## Information supplied
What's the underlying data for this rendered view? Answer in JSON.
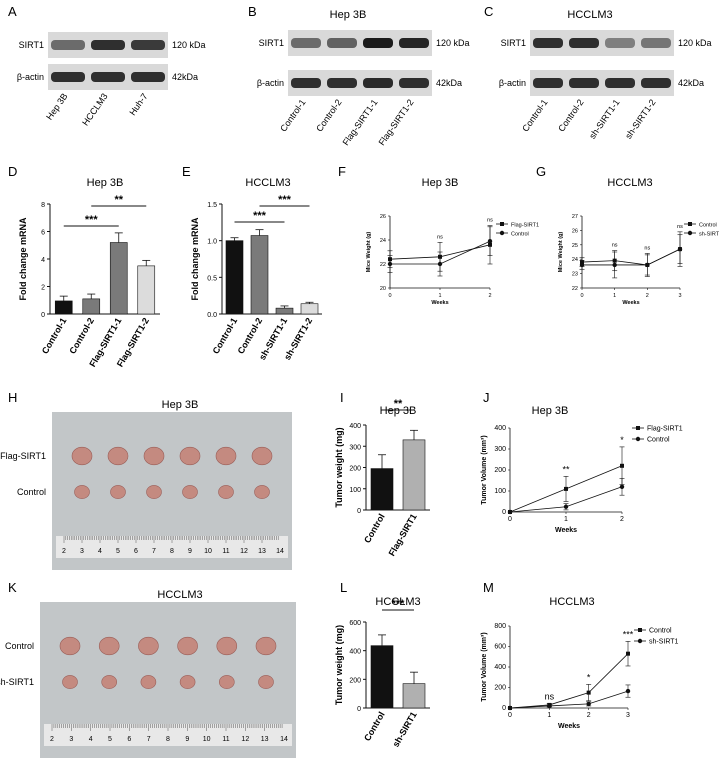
{
  "colors": {
    "black": "#111111",
    "dark_gray": "#7a7a7a",
    "light_gray": "#c9c9c9",
    "lighter_gray": "#dcdcdc",
    "blot_bg": "#d9d9d9",
    "photo_bg": "#c2c6c8",
    "tumor": "#c48a80"
  },
  "panel_letters": [
    "A",
    "B",
    "C",
    "D",
    "E",
    "F",
    "G",
    "H",
    "I",
    "J",
    "K",
    "L",
    "M"
  ],
  "blots": [
    {
      "letter": "A",
      "title": "",
      "rows": [
        "SIRT1",
        "β-actin"
      ],
      "sizes": [
        "120 kDa",
        "42kDa"
      ],
      "lanes": [
        "Hep 3B",
        "HCCLM3",
        "Huh-7"
      ]
    },
    {
      "letter": "B",
      "title": "Hep 3B",
      "rows": [
        "SIRT1",
        "β-actin"
      ],
      "sizes": [
        "120 kDa",
        "42kDa"
      ],
      "lanes": [
        "Control-1",
        "Control-2",
        "Flag-SIRT1-1",
        "Flag-SIRT1-2"
      ]
    },
    {
      "letter": "C",
      "title": "HCCLM3",
      "rows": [
        "SIRT1",
        "β-actin"
      ],
      "sizes": [
        "120 kDa",
        "42kDa"
      ],
      "lanes": [
        "Control-1",
        "Control-2",
        "sh-SIRT1-1",
        "sh-SIRT1-2"
      ]
    }
  ],
  "photos": [
    {
      "letter": "H",
      "title": "Hep 3B",
      "rows": [
        "Flag-SIRT1",
        "Control"
      ],
      "ruler": [
        "2",
        "3",
        "4",
        "5",
        "6",
        "7",
        "8",
        "9",
        "10",
        "11",
        "12",
        "13",
        "14"
      ]
    },
    {
      "letter": "K",
      "title": "HCCLM3",
      "rows": [
        "Control",
        "sh-SIRT1"
      ],
      "ruler": [
        "2",
        "3",
        "4",
        "5",
        "6",
        "7",
        "8",
        "9",
        "10",
        "11",
        "12",
        "13",
        "14"
      ]
    }
  ],
  "chart_data": [
    {
      "panel": "D",
      "type": "bar",
      "title": "Hep 3B",
      "ylabel": "Fold change mRNA",
      "ylim": [
        0,
        8
      ],
      "yticks": [
        "0",
        "2",
        "4",
        "6",
        "8"
      ],
      "categories": [
        "Control-1",
        "Control-2",
        "Flag-SIRT1-1",
        "Flag-SIRT1-2"
      ],
      "values": [
        0.95,
        1.1,
        5.2,
        3.5
      ],
      "errors": [
        0.35,
        0.35,
        0.7,
        0.4
      ],
      "colors": [
        "#111111",
        "#7a7a7a",
        "#7a7a7a",
        "#dcdcdc"
      ],
      "sig": [
        "***",
        "**"
      ]
    },
    {
      "panel": "E",
      "type": "bar",
      "title": "HCCLM3",
      "ylabel": "Fold change mRNA",
      "ylim": [
        0,
        1.5
      ],
      "yticks": [
        "0.0",
        "0.5",
        "1.0",
        "1.5"
      ],
      "categories": [
        "Control-1",
        "Control-2",
        "sh-SIRT1-1",
        "sh-SIRT1-2"
      ],
      "values": [
        1.0,
        1.07,
        0.08,
        0.14
      ],
      "errors": [
        0.04,
        0.08,
        0.03,
        0.02
      ],
      "colors": [
        "#111111",
        "#7a7a7a",
        "#7a7a7a",
        "#dcdcdc"
      ],
      "sig": [
        "***",
        "***"
      ]
    },
    {
      "panel": "F",
      "type": "line",
      "title": "Hep 3B",
      "xlabel": "Weeks",
      "ylabel": "Mice Weight (g)",
      "ylim": [
        20,
        26
      ],
      "yticks": [
        "20",
        "22",
        "24",
        "26"
      ],
      "x": [
        0,
        1,
        2
      ],
      "xticks": [
        "0",
        "1",
        "2"
      ],
      "series": [
        {
          "name": "Flag-SIRT1",
          "values": [
            22.4,
            22.6,
            23.6
          ],
          "errors": [
            0.7,
            1.2,
            1.6
          ]
        },
        {
          "name": "Control",
          "values": [
            22.0,
            22.0,
            23.9
          ],
          "errors": [
            0.7,
            1.0,
            1.2
          ]
        }
      ],
      "sig": [
        "ns",
        "ns"
      ]
    },
    {
      "panel": "G",
      "type": "line",
      "title": "HCCLM3",
      "xlabel": "Weeks",
      "ylabel": "Mice Weight (g)",
      "ylim": [
        22,
        27
      ],
      "yticks": [
        "22",
        "23",
        "24",
        "25",
        "26",
        "27"
      ],
      "x": [
        0,
        1,
        2,
        3
      ],
      "xticks": [
        "0",
        "1",
        "2",
        "3"
      ],
      "series": [
        {
          "name": "Control",
          "values": [
            23.8,
            23.9,
            23.6,
            24.7
          ],
          "errors": [
            0.3,
            0.7,
            0.8,
            1.2
          ]
        },
        {
          "name": "sh-SIRT1",
          "values": [
            23.6,
            23.6,
            23.6,
            24.7
          ],
          "errors": [
            0.3,
            0.9,
            0.7,
            1.0
          ]
        }
      ],
      "sig": [
        "ns",
        "ns",
        "ns"
      ]
    },
    {
      "panel": "I",
      "type": "bar",
      "title": "Hep 3B",
      "ylabel": "Tumor weight (mg)",
      "ylim": [
        0,
        400
      ],
      "yticks": [
        "0",
        "100",
        "200",
        "300",
        "400"
      ],
      "categories": [
        "Control",
        "Flag-SIRT1"
      ],
      "values": [
        195,
        330
      ],
      "errors": [
        65,
        45
      ],
      "colors": [
        "#111111",
        "#b0b0b0"
      ],
      "sig": [
        "**"
      ]
    },
    {
      "panel": "J",
      "type": "line",
      "title": "Hep 3B",
      "xlabel": "Weeks",
      "ylabel": "Tumor Volume (mm³)",
      "ylim": [
        0,
        400
      ],
      "yticks": [
        "0",
        "100",
        "200",
        "300",
        "400"
      ],
      "x": [
        0,
        1,
        2
      ],
      "xticks": [
        "0",
        "1",
        "2"
      ],
      "series": [
        {
          "name": "Flag-SIRT1",
          "values": [
            0,
            110,
            220
          ],
          "errors": [
            0,
            60,
            90
          ]
        },
        {
          "name": "Control",
          "values": [
            0,
            25,
            120
          ],
          "errors": [
            0,
            15,
            40
          ]
        }
      ],
      "sig": [
        "**",
        "*"
      ]
    },
    {
      "panel": "L",
      "type": "bar",
      "title": "HCCLM3",
      "ylabel": "Tumor weight (mg)",
      "ylim": [
        0,
        600
      ],
      "yticks": [
        "0",
        "200",
        "400",
        "600"
      ],
      "categories": [
        "Control",
        "sh-SIRT1"
      ],
      "values": [
        435,
        170
      ],
      "errors": [
        75,
        80
      ],
      "colors": [
        "#111111",
        "#b0b0b0"
      ],
      "sig": [
        "***"
      ]
    },
    {
      "panel": "M",
      "type": "line",
      "title": "HCCLM3",
      "xlabel": "Weeks",
      "ylabel": "Tumor Volume (mm³)",
      "ylim": [
        0,
        800
      ],
      "yticks": [
        "0",
        "200",
        "400",
        "600",
        "800"
      ],
      "x": [
        0,
        1,
        2,
        3
      ],
      "xticks": [
        "0",
        "1",
        "2",
        "3"
      ],
      "series": [
        {
          "name": "Control",
          "values": [
            0,
            30,
            150,
            530
          ],
          "errors": [
            0,
            15,
            80,
            120
          ]
        },
        {
          "name": "sh-SIRT1",
          "values": [
            0,
            20,
            40,
            165
          ],
          "errors": [
            0,
            10,
            20,
            60
          ]
        }
      ],
      "sig": [
        "ns",
        "*",
        "***"
      ]
    }
  ]
}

## About this exercise
Restate the whole of the material word for word without the pictures.

## Answer box
What's the underlying data for this rendered view? Answer in JSON.
{
  "colors": {
    "black": "#111111",
    "dark_gray": "#7a7a7a",
    "light_gray": "#c9c9c9",
    "lighter_gray": "#dcdcdc",
    "blot_bg": "#d9d9d9",
    "photo_bg": "#c2c6c8",
    "tumor": "#c48a80"
  },
  "panel_letters": [
    "A",
    "B",
    "C",
    "D",
    "E",
    "F",
    "G",
    "H",
    "I",
    "J",
    "K",
    "L",
    "M"
  ],
  "blots": [
    {
      "letter": "A",
      "title": "",
      "rows": [
        "SIRT1",
        "β-actin"
      ],
      "sizes": [
        "120 kDa",
        "42kDa"
      ],
      "lanes": [
        "Hep 3B",
        "HCCLM3",
        "Huh-7"
      ]
    },
    {
      "letter": "B",
      "title": "Hep 3B",
      "rows": [
        "SIRT1",
        "β-actin"
      ],
      "sizes": [
        "120 kDa",
        "42kDa"
      ],
      "lanes": [
        "Control-1",
        "Control-2",
        "Flag-SIRT1-1",
        "Flag-SIRT1-2"
      ]
    },
    {
      "letter": "C",
      "title": "HCCLM3",
      "rows": [
        "SIRT1",
        "β-actin"
      ],
      "sizes": [
        "120 kDa",
        "42kDa"
      ],
      "lanes": [
        "Control-1",
        "Control-2",
        "sh-SIRT1-1",
        "sh-SIRT1-2"
      ]
    }
  ],
  "photos": [
    {
      "letter": "H",
      "title": "Hep 3B",
      "rows": [
        "Flag-SIRT1",
        "Control"
      ],
      "ruler": [
        "2",
        "3",
        "4",
        "5",
        "6",
        "7",
        "8",
        "9",
        "10",
        "11",
        "12",
        "13",
        "14"
      ]
    },
    {
      "letter": "K",
      "title": "HCCLM3",
      "rows": [
        "Control",
        "sh-SIRT1"
      ],
      "ruler": [
        "2",
        "3",
        "4",
        "5",
        "6",
        "7",
        "8",
        "9",
        "10",
        "11",
        "12",
        "13",
        "14"
      ]
    }
  ],
  "chart_data": [
    {
      "panel": "D",
      "type": "bar",
      "title": "Hep 3B",
      "ylabel": "Fold change mRNA",
      "ylim": [
        0,
        8
      ],
      "yticks": [
        "0",
        "2",
        "4",
        "6",
        "8"
      ],
      "categories": [
        "Control-1",
        "Control-2",
        "Flag-SIRT1-1",
        "Flag-SIRT1-2"
      ],
      "values": [
        0.95,
        1.1,
        5.2,
        3.5
      ],
      "errors": [
        0.35,
        0.35,
        0.7,
        0.4
      ],
      "colors": [
        "#111111",
        "#7a7a7a",
        "#7a7a7a",
        "#dcdcdc"
      ],
      "sig": [
        "***",
        "**"
      ]
    },
    {
      "panel": "E",
      "type": "bar",
      "title": "HCCLM3",
      "ylabel": "Fold change mRNA",
      "ylim": [
        0,
        1.5
      ],
      "yticks": [
        "0.0",
        "0.5",
        "1.0",
        "1.5"
      ],
      "categories": [
        "Control-1",
        "Control-2",
        "sh-SIRT1-1",
        "sh-SIRT1-2"
      ],
      "values": [
        1.0,
        1.07,
        0.08,
        0.14
      ],
      "errors": [
        0.04,
        0.08,
        0.03,
        0.02
      ],
      "colors": [
        "#111111",
        "#7a7a7a",
        "#7a7a7a",
        "#dcdcdc"
      ],
      "sig": [
        "***",
        "***"
      ]
    },
    {
      "panel": "F",
      "type": "line",
      "title": "Hep 3B",
      "xlabel": "Weeks",
      "ylabel": "Mice Weight (g)",
      "ylim": [
        20,
        26
      ],
      "yticks": [
        "20",
        "22",
        "24",
        "26"
      ],
      "x": [
        0,
        1,
        2
      ],
      "xticks": [
        "0",
        "1",
        "2"
      ],
      "series": [
        {
          "name": "Flag-SIRT1",
          "values": [
            22.4,
            22.6,
            23.6
          ],
          "errors": [
            0.7,
            1.2,
            1.6
          ]
        },
        {
          "name": "Control",
          "values": [
            22.0,
            22.0,
            23.9
          ],
          "errors": [
            0.7,
            1.0,
            1.2
          ]
        }
      ],
      "sig": [
        "ns",
        "ns"
      ]
    },
    {
      "panel": "G",
      "type": "line",
      "title": "HCCLM3",
      "xlabel": "Weeks",
      "ylabel": "Mice Weight (g)",
      "ylim": [
        22,
        27
      ],
      "yticks": [
        "22",
        "23",
        "24",
        "25",
        "26",
        "27"
      ],
      "x": [
        0,
        1,
        2,
        3
      ],
      "xticks": [
        "0",
        "1",
        "2",
        "3"
      ],
      "series": [
        {
          "name": "Control",
          "values": [
            23.8,
            23.9,
            23.6,
            24.7
          ],
          "errors": [
            0.3,
            0.7,
            0.8,
            1.2
          ]
        },
        {
          "name": "sh-SIRT1",
          "values": [
            23.6,
            23.6,
            23.6,
            24.7
          ],
          "errors": [
            0.3,
            0.9,
            0.7,
            1.0
          ]
        }
      ],
      "sig": [
        "ns",
        "ns",
        "ns"
      ]
    },
    {
      "panel": "I",
      "type": "bar",
      "title": "Hep 3B",
      "ylabel": "Tumor weight (mg)",
      "ylim": [
        0,
        400
      ],
      "yticks": [
        "0",
        "100",
        "200",
        "300",
        "400"
      ],
      "categories": [
        "Control",
        "Flag-SIRT1"
      ],
      "values": [
        195,
        330
      ],
      "errors": [
        65,
        45
      ],
      "colors": [
        "#111111",
        "#b0b0b0"
      ],
      "sig": [
        "**"
      ]
    },
    {
      "panel": "J",
      "type": "line",
      "title": "Hep 3B",
      "xlabel": "Weeks",
      "ylabel": "Tumor Volume (mm³)",
      "ylim": [
        0,
        400
      ],
      "yticks": [
        "0",
        "100",
        "200",
        "300",
        "400"
      ],
      "x": [
        0,
        1,
        2
      ],
      "xticks": [
        "0",
        "1",
        "2"
      ],
      "series": [
        {
          "name": "Flag-SIRT1",
          "values": [
            0,
            110,
            220
          ],
          "errors": [
            0,
            60,
            90
          ]
        },
        {
          "name": "Control",
          "values": [
            0,
            25,
            120
          ],
          "errors": [
            0,
            15,
            40
          ]
        }
      ],
      "sig": [
        "**",
        "*"
      ]
    },
    {
      "panel": "L",
      "type": "bar",
      "title": "HCCLM3",
      "ylabel": "Tumor weight (mg)",
      "ylim": [
        0,
        600
      ],
      "yticks": [
        "0",
        "200",
        "400",
        "600"
      ],
      "categories": [
        "Control",
        "sh-SIRT1"
      ],
      "values": [
        435,
        170
      ],
      "errors": [
        75,
        80
      ],
      "colors": [
        "#111111",
        "#b0b0b0"
      ],
      "sig": [
        "***"
      ]
    },
    {
      "panel": "M",
      "type": "line",
      "title": "HCCLM3",
      "xlabel": "Weeks",
      "ylabel": "Tumor Volume (mm³)",
      "ylim": [
        0,
        800
      ],
      "yticks": [
        "0",
        "200",
        "400",
        "600",
        "800"
      ],
      "x": [
        0,
        1,
        2,
        3
      ],
      "xticks": [
        "0",
        "1",
        "2",
        "3"
      ],
      "series": [
        {
          "name": "Control",
          "values": [
            0,
            30,
            150,
            530
          ],
          "errors": [
            0,
            15,
            80,
            120
          ]
        },
        {
          "name": "sh-SIRT1",
          "values": [
            0,
            20,
            40,
            165
          ],
          "errors": [
            0,
            10,
            20,
            60
          ]
        }
      ],
      "sig": [
        "ns",
        "*",
        "***"
      ]
    }
  ]
}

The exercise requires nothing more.